» Aim
Pull out every line below holding the word "horizontal".

[Raw records]
+++
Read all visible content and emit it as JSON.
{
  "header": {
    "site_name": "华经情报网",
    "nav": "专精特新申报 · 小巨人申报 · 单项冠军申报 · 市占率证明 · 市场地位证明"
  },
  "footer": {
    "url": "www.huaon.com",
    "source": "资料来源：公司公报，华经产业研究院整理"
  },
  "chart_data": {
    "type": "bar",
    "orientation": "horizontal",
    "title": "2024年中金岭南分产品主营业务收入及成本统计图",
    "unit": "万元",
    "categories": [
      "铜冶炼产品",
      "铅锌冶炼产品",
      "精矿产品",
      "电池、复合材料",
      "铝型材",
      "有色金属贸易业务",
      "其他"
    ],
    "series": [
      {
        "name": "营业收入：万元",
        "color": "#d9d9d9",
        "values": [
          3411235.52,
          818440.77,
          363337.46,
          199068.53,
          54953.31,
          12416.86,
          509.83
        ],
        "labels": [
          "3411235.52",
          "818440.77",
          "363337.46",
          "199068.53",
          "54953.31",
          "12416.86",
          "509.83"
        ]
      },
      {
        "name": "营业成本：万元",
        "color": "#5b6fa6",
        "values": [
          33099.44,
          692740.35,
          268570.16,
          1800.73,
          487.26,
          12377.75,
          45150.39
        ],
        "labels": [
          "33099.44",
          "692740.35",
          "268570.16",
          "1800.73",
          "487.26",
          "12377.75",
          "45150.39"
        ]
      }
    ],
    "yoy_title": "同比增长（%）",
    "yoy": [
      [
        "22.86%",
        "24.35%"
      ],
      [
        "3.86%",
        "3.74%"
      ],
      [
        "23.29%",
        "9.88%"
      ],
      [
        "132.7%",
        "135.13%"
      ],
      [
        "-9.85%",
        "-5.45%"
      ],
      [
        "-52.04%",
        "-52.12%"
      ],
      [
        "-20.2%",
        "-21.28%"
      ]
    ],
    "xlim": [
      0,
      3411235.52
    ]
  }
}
+++
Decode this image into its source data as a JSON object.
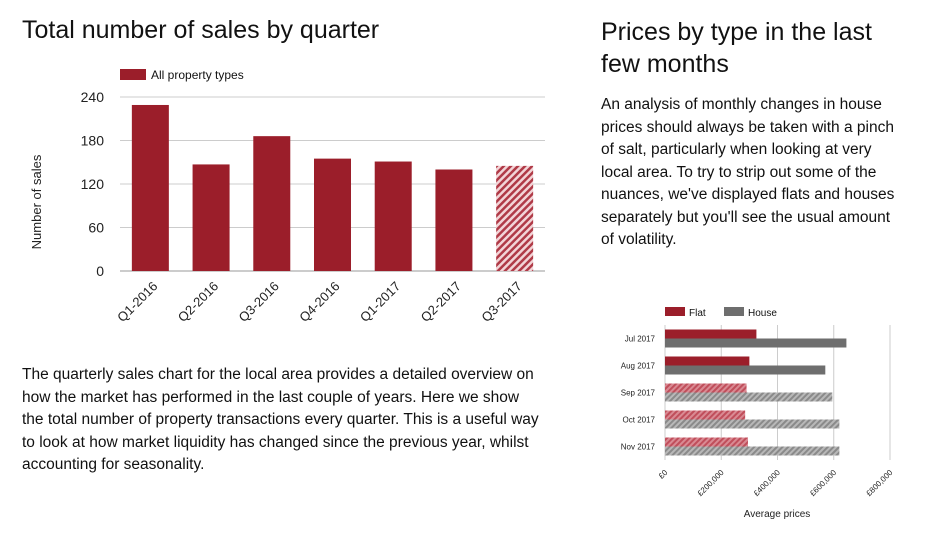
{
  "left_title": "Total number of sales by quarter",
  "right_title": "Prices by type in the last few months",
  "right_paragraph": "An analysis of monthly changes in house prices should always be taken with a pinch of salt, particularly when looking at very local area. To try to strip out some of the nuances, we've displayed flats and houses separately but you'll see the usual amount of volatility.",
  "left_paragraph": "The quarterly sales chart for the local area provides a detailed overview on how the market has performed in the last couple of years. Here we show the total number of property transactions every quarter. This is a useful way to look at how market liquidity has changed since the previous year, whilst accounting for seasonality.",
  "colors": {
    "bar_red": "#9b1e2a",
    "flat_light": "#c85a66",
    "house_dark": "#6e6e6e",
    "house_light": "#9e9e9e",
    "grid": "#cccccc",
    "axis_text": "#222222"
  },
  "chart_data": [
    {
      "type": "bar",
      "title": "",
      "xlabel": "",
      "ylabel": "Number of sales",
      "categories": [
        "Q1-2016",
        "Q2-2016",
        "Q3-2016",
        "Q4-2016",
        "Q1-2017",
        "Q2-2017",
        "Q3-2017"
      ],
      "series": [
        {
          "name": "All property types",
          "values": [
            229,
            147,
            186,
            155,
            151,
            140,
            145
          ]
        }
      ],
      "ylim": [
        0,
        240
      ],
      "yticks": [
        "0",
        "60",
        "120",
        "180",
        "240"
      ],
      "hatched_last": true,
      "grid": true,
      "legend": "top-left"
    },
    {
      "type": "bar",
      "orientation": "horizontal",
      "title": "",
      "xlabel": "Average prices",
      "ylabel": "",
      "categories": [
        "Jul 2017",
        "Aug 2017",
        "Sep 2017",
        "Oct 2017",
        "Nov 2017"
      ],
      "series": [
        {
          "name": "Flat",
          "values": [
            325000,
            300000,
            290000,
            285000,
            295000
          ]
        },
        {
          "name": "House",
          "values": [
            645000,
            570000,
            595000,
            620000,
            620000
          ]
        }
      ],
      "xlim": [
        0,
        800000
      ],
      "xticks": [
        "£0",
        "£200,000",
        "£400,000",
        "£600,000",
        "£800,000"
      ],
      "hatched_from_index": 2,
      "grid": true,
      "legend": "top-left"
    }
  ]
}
+++
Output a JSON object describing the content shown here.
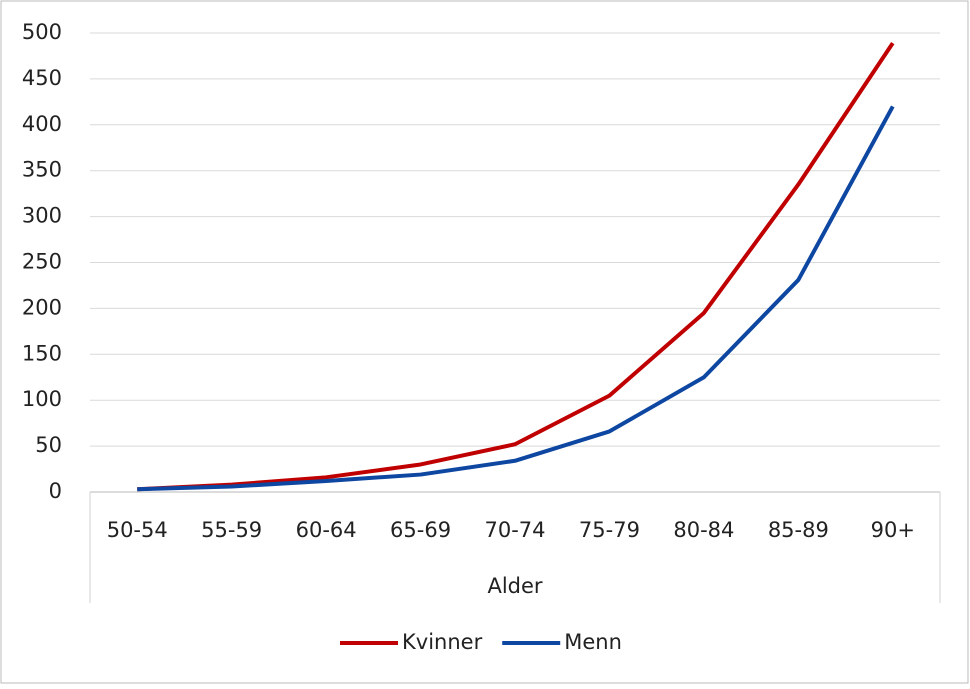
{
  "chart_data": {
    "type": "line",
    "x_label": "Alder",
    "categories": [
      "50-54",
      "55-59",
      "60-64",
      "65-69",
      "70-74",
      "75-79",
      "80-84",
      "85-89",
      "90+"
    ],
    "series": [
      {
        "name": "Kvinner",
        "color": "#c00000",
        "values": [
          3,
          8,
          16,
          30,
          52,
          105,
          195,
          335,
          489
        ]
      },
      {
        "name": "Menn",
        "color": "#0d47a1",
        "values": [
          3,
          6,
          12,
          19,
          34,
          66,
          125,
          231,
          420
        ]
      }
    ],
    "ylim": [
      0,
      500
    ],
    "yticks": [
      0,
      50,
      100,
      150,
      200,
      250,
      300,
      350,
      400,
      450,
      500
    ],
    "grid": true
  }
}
+++
» Answer to the problem
    "orientation": "horizontal",
      "orientation": "horizontal",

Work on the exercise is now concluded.